Choosing Blackberries for Jam

Any kind of blackberry works here, whether wild, cultivated, or even frozen berries from the grocery store.

  • Wild blackberries tend to have more pectin and firmer fruit. The berries often stay whole in the jam unless you choose to mash them. If you’re foraging wild blackberries (or related species like dewberries), be sure to pick them fully ripe. Slightly underripe berries can be pretty tart and don’t release juice as easily during cooking.
  • Cultivated blackberries tend to be juicier and sweeter, and will fall apart into a smoother jam. If you’re using sweeter cultivated berries, you may want to add a splash of lemon juice for balance.
  • Frozen blackberries have a bit less pectin since freezing breaks down pectin in fruit. The jam will still set with frozen fruit, but it may have a slightly less firm set and lower yield than with fresh.
Picking fresh blackberries for jam

Sugar Options for Blackberry Jam

This recipe works with just about any amount of sugar, which makes it incredibly versatile. Here are a few ratio guidelines to help you choose the right version for your taste:

  • Perfect Blackberry Jam (Recommended): Use 4 cups sugar to 6 cups mashed fruit. This is the amount currently recommended by the National Center for Food Preservation and strikes a nice balance between sweetness and fruit flavor.
  • Low Sugar: Use 2 cups sugar to 6 cups mashed fruit. A nice set, but reasonably tart and more fruit-forward. The perfect spot if you like low sugar but still want a high quality jam.
  • Old Fashioned High Sugar (Traditional): Equal parts sugar and mashed fruit. Very sweet with a firm set and high yield. This is too sugary for my tastes, but some people really love those old fashioned candy preserves.

You can also use honey or maple syrup instead of sugar. Just keep in mind that they’re sweeter by volume, so start with about two-thirds the amount of sugar and taste as you go. A thermometer helps here since the visual cues are harder to read with alternative sweeteners.

No matter how much (or little) sugar you use, the jam will still be safe for water bath canning because blackberries are naturally high in acid.

Ingredients for Blackberry Jam

  • Fresh Blackberries: You’ll need about 3 pounds of whole berries (12 cups as purchased) to yield 6 cups of mashed fruit. Any variety works, including wild, cultivated, or frozen.
  • Sugar: Use 2-6 cups depending on your sweetness preference (see ratios above). The recipe as written uses 4 cups for a balanced flavor.
  • Lemon Juice (Optional): 1-2 tablespoons of fresh lemon juice brightens the flavor and helps balance sweeter cultivated berries. Skip it if your berries are already quite tart. Since blackberries are naturally acidic enough for canning, fresh lemon juice works fine here (no need for bottled).

How to Make Blackberry Jam

Making blackberry jam without pectin is straightforward, but it does require your attention at the stove. Plan for about 30-40 minutes from start to finish.

Preparing the Berries

Rinse and sort your fresh blackberries, removing any stems, leaves, or damaged fruit. Use a potato masher to crush them in a large mixing bowl or directly in the jam pot. Generally, 2 cups of whole fruit yields about 1 cup of mashed fruit.

Task objective
Answer these questions from the blackberry jam text:
(a) What does the text say freezing does to the pectin in fruit?
(b) What ratio of sugar to mashed fruit does the Low Sugar version use?
(c) About how many pounds of whole berries are needed to yield 6 cups of mashed fruit?

Stored rows

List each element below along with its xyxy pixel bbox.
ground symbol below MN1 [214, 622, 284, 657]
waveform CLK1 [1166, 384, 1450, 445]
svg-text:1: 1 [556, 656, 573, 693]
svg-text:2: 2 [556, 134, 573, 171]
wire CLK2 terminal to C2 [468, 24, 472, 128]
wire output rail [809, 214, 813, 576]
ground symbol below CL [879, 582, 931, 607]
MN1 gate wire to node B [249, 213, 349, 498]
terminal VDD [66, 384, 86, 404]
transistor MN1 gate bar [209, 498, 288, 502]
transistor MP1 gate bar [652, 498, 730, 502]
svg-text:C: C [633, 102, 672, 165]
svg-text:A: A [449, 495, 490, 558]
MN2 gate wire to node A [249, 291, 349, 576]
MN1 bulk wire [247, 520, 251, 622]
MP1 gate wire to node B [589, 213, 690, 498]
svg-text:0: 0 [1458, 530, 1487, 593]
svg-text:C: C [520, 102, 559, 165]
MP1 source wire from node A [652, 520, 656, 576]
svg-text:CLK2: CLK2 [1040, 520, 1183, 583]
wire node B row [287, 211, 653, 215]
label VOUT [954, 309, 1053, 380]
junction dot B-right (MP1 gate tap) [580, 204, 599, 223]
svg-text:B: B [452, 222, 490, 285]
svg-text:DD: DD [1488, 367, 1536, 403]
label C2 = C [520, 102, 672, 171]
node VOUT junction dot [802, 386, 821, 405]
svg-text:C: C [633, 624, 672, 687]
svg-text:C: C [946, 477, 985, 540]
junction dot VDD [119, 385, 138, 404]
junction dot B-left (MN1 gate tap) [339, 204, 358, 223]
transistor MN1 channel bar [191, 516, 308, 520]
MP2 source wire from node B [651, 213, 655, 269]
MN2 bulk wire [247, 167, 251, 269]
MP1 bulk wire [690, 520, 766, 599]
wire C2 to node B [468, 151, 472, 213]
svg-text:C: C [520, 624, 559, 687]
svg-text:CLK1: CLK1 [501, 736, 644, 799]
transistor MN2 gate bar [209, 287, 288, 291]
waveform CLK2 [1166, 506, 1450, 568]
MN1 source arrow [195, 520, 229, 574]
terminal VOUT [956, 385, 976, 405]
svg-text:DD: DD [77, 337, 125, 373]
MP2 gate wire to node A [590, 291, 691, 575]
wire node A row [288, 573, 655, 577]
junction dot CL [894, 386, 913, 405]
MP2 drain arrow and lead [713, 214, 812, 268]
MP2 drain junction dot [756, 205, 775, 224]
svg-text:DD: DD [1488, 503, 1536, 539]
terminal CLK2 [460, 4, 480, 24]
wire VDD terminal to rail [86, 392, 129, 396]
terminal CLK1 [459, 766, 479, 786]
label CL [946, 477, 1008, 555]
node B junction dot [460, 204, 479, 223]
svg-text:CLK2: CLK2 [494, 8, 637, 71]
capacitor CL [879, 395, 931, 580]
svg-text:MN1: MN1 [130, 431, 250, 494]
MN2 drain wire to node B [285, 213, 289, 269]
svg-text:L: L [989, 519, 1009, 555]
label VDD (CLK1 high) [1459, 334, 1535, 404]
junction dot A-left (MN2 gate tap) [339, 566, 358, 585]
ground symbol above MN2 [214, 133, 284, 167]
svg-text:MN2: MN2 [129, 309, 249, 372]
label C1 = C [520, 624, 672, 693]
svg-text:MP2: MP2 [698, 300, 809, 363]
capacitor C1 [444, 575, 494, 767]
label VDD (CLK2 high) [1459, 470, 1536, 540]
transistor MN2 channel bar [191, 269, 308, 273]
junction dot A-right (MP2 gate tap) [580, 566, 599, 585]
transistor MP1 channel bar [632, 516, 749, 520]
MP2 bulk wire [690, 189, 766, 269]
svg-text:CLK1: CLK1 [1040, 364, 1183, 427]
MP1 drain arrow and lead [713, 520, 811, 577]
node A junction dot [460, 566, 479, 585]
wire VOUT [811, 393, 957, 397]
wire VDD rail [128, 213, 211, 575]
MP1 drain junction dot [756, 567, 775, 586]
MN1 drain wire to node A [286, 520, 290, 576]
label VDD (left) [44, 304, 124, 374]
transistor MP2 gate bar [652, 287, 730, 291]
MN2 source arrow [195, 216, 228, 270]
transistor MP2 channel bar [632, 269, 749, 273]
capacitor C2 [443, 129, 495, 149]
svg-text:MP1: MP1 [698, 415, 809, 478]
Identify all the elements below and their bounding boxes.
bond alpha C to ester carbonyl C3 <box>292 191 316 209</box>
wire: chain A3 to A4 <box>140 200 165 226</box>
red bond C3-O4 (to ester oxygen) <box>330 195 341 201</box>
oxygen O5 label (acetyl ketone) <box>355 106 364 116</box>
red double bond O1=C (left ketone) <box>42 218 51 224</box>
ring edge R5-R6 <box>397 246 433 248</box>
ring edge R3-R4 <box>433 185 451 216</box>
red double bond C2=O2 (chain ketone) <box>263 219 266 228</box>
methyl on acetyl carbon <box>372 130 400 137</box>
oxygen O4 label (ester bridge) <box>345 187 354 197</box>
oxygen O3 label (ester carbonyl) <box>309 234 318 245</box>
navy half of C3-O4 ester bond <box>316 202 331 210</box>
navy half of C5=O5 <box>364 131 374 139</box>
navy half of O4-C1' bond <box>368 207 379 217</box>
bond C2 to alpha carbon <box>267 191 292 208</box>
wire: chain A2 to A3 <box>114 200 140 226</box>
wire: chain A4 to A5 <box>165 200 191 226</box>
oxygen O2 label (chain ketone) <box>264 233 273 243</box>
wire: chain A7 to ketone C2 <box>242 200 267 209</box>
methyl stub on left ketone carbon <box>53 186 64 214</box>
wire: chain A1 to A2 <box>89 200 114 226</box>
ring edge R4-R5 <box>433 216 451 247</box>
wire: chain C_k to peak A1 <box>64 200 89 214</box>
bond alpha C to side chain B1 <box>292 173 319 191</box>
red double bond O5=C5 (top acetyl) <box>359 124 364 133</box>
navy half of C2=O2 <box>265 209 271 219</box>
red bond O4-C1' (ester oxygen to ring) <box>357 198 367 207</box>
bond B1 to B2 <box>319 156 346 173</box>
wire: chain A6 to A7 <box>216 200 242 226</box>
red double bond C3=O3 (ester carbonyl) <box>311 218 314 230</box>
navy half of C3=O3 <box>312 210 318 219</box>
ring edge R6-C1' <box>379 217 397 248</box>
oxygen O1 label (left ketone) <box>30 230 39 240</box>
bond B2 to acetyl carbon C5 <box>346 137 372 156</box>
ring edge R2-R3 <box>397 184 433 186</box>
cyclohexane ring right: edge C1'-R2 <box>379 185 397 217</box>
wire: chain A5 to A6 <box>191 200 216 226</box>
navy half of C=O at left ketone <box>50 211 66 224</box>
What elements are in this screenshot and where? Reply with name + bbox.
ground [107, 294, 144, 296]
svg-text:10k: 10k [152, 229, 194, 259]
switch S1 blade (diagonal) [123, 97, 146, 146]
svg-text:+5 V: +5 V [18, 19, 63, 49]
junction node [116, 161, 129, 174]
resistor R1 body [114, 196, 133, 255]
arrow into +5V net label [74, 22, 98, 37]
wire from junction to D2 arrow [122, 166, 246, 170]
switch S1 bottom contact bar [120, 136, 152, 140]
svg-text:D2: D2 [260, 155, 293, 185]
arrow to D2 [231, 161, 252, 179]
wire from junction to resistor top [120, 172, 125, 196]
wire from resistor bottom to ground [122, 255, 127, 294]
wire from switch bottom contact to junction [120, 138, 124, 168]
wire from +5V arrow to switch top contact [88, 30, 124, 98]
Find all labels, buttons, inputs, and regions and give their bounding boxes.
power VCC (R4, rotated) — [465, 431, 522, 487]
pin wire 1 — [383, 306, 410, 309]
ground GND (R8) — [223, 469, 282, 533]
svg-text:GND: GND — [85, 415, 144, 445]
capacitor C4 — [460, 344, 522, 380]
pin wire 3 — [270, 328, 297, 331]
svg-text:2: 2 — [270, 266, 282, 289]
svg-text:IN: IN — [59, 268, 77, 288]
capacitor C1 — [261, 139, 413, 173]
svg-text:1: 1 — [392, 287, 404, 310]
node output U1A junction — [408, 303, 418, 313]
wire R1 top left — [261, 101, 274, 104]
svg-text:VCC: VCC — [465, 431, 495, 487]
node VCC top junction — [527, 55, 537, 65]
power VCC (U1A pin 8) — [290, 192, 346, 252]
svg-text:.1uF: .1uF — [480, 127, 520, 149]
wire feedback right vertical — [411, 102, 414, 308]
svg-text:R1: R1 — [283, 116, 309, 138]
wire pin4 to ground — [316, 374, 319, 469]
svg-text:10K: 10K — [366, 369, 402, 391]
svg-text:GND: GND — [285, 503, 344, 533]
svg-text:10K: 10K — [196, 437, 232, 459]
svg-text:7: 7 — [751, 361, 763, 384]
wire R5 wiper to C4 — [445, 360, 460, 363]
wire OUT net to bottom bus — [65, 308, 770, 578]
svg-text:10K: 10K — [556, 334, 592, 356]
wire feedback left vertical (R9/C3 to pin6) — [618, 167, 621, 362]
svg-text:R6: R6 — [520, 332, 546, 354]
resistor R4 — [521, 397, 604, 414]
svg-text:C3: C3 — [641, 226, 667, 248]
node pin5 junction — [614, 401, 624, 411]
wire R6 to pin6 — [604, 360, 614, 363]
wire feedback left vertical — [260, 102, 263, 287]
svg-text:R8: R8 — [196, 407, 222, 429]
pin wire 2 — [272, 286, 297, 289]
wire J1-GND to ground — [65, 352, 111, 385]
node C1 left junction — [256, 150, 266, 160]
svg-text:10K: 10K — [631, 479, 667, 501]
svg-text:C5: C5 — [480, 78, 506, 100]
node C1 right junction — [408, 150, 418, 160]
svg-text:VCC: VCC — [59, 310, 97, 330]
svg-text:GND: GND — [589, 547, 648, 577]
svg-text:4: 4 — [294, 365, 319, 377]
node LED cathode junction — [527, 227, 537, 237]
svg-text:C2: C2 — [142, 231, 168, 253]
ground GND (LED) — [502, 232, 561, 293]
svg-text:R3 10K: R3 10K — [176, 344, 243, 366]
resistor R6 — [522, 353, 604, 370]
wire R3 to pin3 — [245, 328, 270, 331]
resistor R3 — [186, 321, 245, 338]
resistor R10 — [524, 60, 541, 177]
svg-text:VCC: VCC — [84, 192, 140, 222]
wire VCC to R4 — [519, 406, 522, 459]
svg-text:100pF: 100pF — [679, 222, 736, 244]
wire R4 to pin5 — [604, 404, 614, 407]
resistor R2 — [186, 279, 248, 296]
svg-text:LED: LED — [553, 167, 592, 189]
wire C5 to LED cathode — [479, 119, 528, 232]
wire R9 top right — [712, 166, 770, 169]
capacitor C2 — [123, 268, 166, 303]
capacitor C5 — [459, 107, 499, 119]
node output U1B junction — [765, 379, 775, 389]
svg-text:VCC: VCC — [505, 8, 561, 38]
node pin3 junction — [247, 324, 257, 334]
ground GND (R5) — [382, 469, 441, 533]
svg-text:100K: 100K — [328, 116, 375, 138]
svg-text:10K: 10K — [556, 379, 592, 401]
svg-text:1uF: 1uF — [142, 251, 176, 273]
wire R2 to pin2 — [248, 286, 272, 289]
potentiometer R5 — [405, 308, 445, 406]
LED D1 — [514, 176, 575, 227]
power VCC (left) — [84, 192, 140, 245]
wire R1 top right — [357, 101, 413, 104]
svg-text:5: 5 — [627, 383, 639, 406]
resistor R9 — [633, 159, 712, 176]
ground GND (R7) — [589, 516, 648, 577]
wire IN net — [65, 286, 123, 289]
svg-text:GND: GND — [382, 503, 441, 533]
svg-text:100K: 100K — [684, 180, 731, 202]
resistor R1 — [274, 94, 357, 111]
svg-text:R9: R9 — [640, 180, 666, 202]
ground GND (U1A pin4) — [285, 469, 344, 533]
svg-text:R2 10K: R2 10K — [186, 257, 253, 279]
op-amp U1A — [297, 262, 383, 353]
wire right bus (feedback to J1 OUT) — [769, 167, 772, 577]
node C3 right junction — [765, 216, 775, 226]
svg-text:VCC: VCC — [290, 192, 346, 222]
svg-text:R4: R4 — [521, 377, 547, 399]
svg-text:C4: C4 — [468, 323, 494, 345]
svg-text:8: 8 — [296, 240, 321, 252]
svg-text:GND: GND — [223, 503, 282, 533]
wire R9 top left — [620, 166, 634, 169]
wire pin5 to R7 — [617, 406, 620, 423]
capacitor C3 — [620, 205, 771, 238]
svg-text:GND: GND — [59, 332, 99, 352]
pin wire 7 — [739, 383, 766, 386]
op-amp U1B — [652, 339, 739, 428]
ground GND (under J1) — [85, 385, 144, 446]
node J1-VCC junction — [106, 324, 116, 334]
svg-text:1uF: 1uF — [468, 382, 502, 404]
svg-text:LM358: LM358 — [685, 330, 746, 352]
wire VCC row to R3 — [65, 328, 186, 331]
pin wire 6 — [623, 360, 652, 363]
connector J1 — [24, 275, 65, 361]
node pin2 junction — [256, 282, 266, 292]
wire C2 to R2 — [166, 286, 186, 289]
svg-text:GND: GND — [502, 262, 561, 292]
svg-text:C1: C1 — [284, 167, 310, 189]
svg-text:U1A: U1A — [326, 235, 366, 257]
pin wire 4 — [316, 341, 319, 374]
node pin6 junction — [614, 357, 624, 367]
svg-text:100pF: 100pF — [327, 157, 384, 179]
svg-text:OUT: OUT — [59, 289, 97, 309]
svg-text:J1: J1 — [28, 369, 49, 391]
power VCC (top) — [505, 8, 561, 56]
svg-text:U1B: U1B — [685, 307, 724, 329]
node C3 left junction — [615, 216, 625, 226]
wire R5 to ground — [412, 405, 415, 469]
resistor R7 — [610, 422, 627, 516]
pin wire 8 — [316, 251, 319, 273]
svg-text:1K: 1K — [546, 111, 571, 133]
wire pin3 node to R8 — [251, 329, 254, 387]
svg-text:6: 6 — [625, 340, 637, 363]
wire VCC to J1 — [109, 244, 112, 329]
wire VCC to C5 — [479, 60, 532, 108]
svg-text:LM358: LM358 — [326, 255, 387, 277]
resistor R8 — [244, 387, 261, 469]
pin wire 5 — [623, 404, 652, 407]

Written response
(a) Freezing breaks down the pectin in fruit.
(b) 2 cups of sugar to 6 cups of mashed fruit.
(c) About 3 pounds, or 12 cups as purchased.